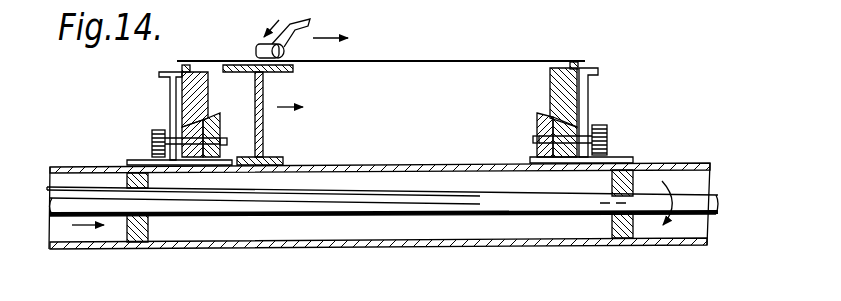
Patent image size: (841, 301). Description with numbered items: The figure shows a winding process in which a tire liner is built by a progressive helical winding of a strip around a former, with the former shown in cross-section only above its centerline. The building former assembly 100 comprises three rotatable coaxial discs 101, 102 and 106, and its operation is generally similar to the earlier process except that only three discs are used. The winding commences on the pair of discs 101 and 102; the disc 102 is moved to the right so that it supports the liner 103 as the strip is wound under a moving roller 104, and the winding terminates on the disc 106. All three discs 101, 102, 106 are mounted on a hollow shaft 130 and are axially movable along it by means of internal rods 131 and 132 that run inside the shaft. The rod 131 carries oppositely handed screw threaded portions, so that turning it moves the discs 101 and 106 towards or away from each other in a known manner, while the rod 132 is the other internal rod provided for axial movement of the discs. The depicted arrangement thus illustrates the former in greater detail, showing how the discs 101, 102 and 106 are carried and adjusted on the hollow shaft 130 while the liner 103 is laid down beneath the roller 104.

The building former assembly 100 is at (168, 255).
The rotatable disc 101 is at (183, 97).
The rotatable disc 102 is at (263, 93).
The liner 103 is at (203, 61).
The moving roller 104 is at (307, 20).
The rotatable disc 106 is at (570, 98).
The hollow shaft 130 is at (362, 246).
The internal rod 131 is at (441, 204).
The internal rod 132 is at (190, 190).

What is being asked:
Write out every entry above word for word, leaving out the pictures.

Response for this exercise:
Patent image size: (841, 301). Description with numbered items: The figure shows a winding process in which a tire liner is built by a progressive helical winding of a strip around a former, with the former shown in cross-section only above its centerline. The building former assembly 100 comprises three rotatable coaxial discs 101, 102 and 106, and its operation is generally similar to the earlier process except that only three discs are used. The winding commences on the pair of discs 101 and 102; the disc 102 is moved to the right so that it supports the liner 103 as the strip is wound under a moving roller 104, and the winding terminates on the disc 106. All three discs 101, 102, 106 are mounted on a hollow shaft 130 and are axially movable along it by means of internal rods 131 and 132 that run inside the shaft. The rod 131 carries oppositely handed screw threaded portions, so that turning it moves the discs 101 and 106 towards or away from each other in a known manner, while the rod 132 is the other internal rod provided for axial movement of the discs. The depicted arrangement thus illustrates the former in greater detail, showing how the discs 101, 102 and 106 are carried and adjusted on the hollow shaft 130 while the liner 103 is laid down beneath the roller 104.

The building former assembly 100 is at (168, 255).
The rotatable disc 101 is at (183, 97).
The rotatable disc 102 is at (263, 93).
The liner 103 is at (203, 61).
The moving roller 104 is at (307, 20).
The rotatable disc 106 is at (570, 98).
The hollow shaft 130 is at (362, 246).
The internal rod 131 is at (441, 204).
The internal rod 132 is at (190, 190).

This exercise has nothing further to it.